[Listed entries]:
━━━━━━━━━━━━━━━━━━━━

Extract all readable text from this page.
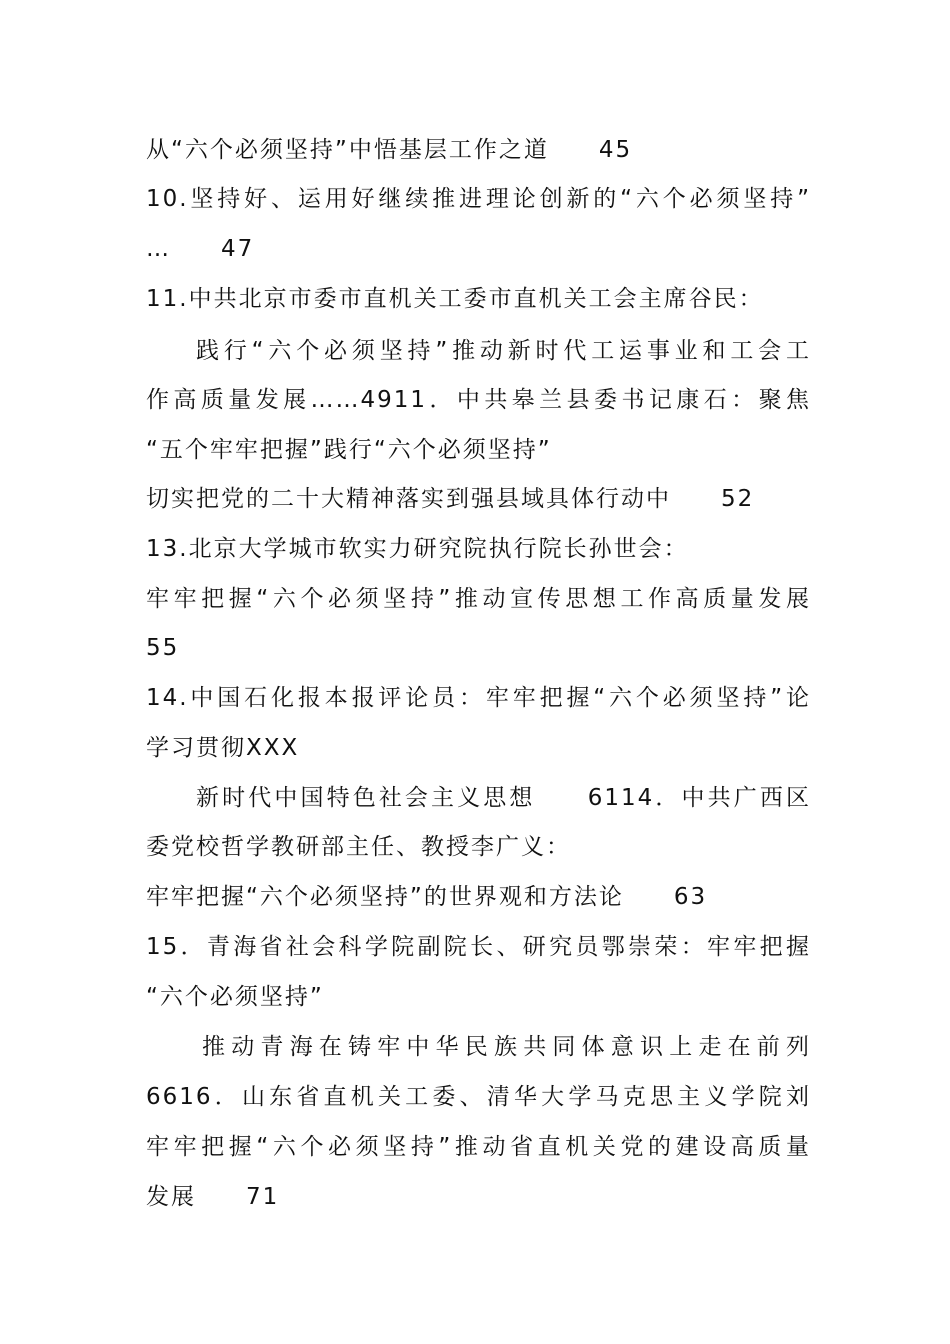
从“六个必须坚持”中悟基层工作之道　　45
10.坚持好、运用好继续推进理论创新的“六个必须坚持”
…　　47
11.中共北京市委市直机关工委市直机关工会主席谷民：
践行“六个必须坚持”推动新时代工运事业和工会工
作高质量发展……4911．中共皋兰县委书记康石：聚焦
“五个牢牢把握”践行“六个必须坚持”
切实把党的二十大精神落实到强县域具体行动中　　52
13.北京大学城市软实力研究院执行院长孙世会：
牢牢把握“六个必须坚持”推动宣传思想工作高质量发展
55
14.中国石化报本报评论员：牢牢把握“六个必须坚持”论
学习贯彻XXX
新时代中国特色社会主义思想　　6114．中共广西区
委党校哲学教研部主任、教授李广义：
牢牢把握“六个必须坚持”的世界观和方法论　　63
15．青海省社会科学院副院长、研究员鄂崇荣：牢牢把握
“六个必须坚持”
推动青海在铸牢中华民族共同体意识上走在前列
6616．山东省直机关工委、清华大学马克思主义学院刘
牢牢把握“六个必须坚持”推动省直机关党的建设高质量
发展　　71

━━━━━━━━━━━━━━━━━━━━

[What is asked]: Look through the entries above; copy every line holding the string "六个必须坚持".

[Expected output]:
从“六个必须坚持”中悟基层工作之道　　45
10.坚持好、运用好继续推进理论创新的“六个必须坚持”
践行“六个必须坚持”推动新时代工运事业和工会工
“五个牢牢把握”践行“六个必须坚持”
牢牢把握“六个必须坚持”推动宣传思想工作高质量发展
14.中国石化报本报评论员：牢牢把握“六个必须坚持”论
牢牢把握“六个必须坚持”的世界观和方法论　　63
“六个必须坚持”
牢牢把握“六个必须坚持”推动省直机关党的建设高质量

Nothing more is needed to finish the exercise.